- SOURCE DATA
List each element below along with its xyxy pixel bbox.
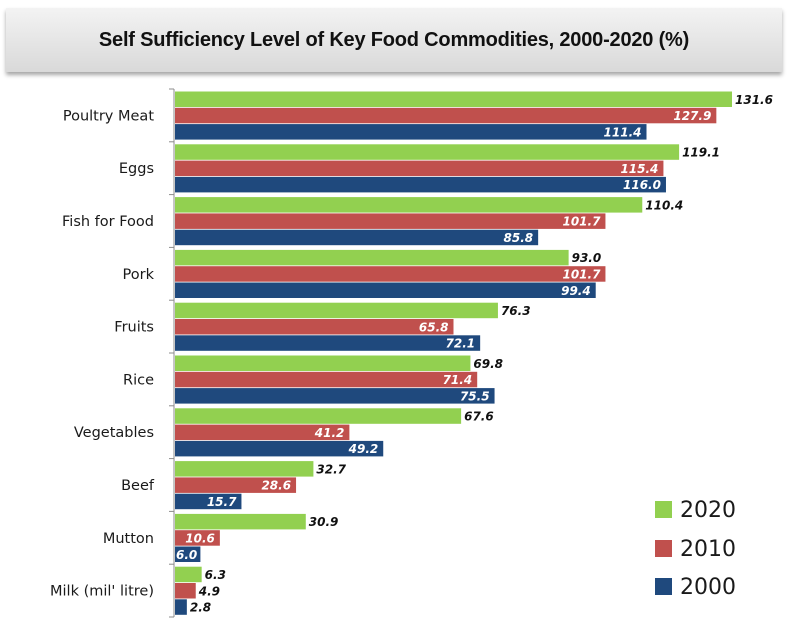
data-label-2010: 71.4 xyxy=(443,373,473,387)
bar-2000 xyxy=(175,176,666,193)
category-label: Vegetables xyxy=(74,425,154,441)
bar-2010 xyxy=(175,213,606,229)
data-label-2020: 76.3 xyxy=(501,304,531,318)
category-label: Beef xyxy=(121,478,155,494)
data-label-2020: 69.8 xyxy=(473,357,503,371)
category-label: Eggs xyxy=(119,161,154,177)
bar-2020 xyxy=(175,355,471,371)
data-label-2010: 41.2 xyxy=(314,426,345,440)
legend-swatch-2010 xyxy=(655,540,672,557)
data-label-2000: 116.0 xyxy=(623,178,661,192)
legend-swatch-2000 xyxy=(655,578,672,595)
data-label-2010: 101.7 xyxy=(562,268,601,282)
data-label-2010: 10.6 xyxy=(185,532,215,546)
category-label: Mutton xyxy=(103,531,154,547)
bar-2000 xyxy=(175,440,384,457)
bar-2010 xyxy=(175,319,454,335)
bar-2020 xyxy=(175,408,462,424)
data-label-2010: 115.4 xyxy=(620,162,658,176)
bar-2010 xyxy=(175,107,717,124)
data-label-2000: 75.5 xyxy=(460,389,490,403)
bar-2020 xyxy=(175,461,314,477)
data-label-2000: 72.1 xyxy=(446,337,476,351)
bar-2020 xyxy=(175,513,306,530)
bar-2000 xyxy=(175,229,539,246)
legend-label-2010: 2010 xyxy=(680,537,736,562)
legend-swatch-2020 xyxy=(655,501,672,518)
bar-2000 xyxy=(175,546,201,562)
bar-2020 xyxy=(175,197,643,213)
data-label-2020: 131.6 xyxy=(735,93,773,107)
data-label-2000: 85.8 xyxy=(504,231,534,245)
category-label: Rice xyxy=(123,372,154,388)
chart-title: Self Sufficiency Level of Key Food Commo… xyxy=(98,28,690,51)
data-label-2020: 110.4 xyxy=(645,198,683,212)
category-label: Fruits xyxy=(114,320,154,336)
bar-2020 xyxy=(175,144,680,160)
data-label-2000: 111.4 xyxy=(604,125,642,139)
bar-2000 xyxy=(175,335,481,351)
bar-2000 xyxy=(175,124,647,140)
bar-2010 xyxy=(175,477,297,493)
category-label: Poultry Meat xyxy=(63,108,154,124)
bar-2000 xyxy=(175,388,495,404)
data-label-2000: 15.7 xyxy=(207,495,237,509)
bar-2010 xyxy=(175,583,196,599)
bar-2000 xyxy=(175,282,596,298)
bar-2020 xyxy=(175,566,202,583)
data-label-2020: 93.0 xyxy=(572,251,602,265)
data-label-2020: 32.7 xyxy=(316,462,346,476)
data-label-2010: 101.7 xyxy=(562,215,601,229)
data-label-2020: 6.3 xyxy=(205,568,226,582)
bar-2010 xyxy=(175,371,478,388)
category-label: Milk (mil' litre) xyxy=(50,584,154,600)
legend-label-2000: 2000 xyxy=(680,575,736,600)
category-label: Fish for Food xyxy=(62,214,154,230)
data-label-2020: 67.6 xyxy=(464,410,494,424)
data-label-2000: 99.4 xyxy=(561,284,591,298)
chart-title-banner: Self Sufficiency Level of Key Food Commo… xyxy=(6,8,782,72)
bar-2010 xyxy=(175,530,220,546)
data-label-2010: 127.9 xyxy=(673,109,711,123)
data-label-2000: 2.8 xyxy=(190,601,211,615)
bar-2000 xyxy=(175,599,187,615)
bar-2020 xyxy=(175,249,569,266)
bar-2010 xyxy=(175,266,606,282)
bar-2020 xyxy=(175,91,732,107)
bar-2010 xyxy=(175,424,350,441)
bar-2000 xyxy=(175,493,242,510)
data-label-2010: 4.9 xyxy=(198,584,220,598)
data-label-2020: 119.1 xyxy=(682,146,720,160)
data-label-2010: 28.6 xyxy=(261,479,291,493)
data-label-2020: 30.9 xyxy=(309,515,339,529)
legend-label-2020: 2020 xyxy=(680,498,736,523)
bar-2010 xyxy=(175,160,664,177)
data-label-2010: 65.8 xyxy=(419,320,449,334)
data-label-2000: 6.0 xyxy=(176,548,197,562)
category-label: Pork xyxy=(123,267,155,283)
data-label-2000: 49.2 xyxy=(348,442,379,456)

- REQUIRED TASK
Retype all of the lines above word for word, leaving out the picture.

- RESPONSE TO THE EXERCISE
List each element below along with its xyxy pixel bbox.
data-label-2010: 71.4 xyxy=(443,373,473,387)
bar-2000 xyxy=(175,176,666,193)
category-label: Vegetables xyxy=(74,425,154,441)
bar-2010 xyxy=(175,213,606,229)
data-label-2020: 76.3 xyxy=(501,304,531,318)
category-label: Beef xyxy=(121,478,155,494)
data-label-2020: 69.8 xyxy=(473,357,503,371)
category-label: Eggs xyxy=(119,161,154,177)
bar-2020 xyxy=(175,355,471,371)
data-label-2010: 41.2 xyxy=(314,426,345,440)
legend-swatch-2010 xyxy=(655,540,672,557)
data-label-2000: 116.0 xyxy=(623,178,661,192)
legend-swatch-2000 xyxy=(655,578,672,595)
data-label-2010: 101.7 xyxy=(562,268,601,282)
data-label-2010: 10.6 xyxy=(185,532,215,546)
category-label: Mutton xyxy=(103,531,154,547)
bar-2000 xyxy=(175,440,384,457)
bar-2010 xyxy=(175,319,454,335)
bar-2020 xyxy=(175,408,462,424)
data-label-2010: 115.4 xyxy=(620,162,658,176)
bar-2010 xyxy=(175,107,717,124)
data-label-2000: 75.5 xyxy=(460,389,490,403)
bar-2020 xyxy=(175,461,314,477)
data-label-2000: 72.1 xyxy=(446,337,476,351)
bar-2020 xyxy=(175,513,306,530)
bar-2000 xyxy=(175,229,539,246)
legend-label-2010: 2010 xyxy=(680,537,736,562)
legend-swatch-2020 xyxy=(655,501,672,518)
bar-2000 xyxy=(175,546,201,562)
bar-2020 xyxy=(175,197,643,213)
data-label-2020: 131.6 xyxy=(735,93,773,107)
data-label-2000: 85.8 xyxy=(504,231,534,245)
category-label: Rice xyxy=(123,372,154,388)
chart-title: Self Sufficiency Level of Key Food Commo… xyxy=(98,28,690,51)
data-label-2020: 110.4 xyxy=(645,198,683,212)
category-label: Fruits xyxy=(114,320,154,336)
bar-2020 xyxy=(175,144,680,160)
data-label-2000: 111.4 xyxy=(604,125,642,139)
bar-2000 xyxy=(175,335,481,351)
bar-2000 xyxy=(175,124,647,140)
bar-2010 xyxy=(175,477,297,493)
category-label: Poultry Meat xyxy=(63,108,154,124)
bar-2000 xyxy=(175,388,495,404)
data-label-2000: 15.7 xyxy=(207,495,237,509)
bar-2010 xyxy=(175,583,196,599)
bar-2000 xyxy=(175,282,596,298)
bar-2020 xyxy=(175,566,202,583)
data-label-2020: 93.0 xyxy=(572,251,602,265)
data-label-2020: 32.7 xyxy=(316,462,346,476)
data-label-2010: 101.7 xyxy=(562,215,601,229)
data-label-2020: 6.3 xyxy=(205,568,226,582)
bar-2010 xyxy=(175,371,478,388)
category-label: Milk (mil' litre) xyxy=(50,584,154,600)
legend-label-2000: 2000 xyxy=(680,575,736,600)
category-label: Fish for Food xyxy=(62,214,154,230)
data-label-2020: 67.6 xyxy=(464,410,494,424)
data-label-2000: 99.4 xyxy=(561,284,591,298)
chart-title-banner: Self Sufficiency Level of Key Food Commo… xyxy=(6,8,782,72)
bar-2010 xyxy=(175,530,220,546)
data-label-2010: 127.9 xyxy=(673,109,711,123)
data-label-2000: 2.8 xyxy=(190,601,211,615)
bar-2000 xyxy=(175,599,187,615)
bar-2020 xyxy=(175,249,569,266)
bar-2010 xyxy=(175,266,606,282)
bar-2020 xyxy=(175,91,732,107)
bar-2010 xyxy=(175,424,350,441)
bar-2000 xyxy=(175,493,242,510)
data-label-2010: 4.9 xyxy=(198,584,220,598)
data-label-2020: 119.1 xyxy=(682,146,720,160)
data-label-2010: 28.6 xyxy=(261,479,291,493)
data-label-2020: 30.9 xyxy=(309,515,339,529)
legend-label-2020: 2020 xyxy=(680,498,736,523)
bar-2010 xyxy=(175,160,664,177)
data-label-2010: 65.8 xyxy=(419,320,449,334)
data-label-2000: 6.0 xyxy=(176,548,197,562)
category-label: Pork xyxy=(123,267,155,283)
data-label-2000: 49.2 xyxy=(348,442,379,456)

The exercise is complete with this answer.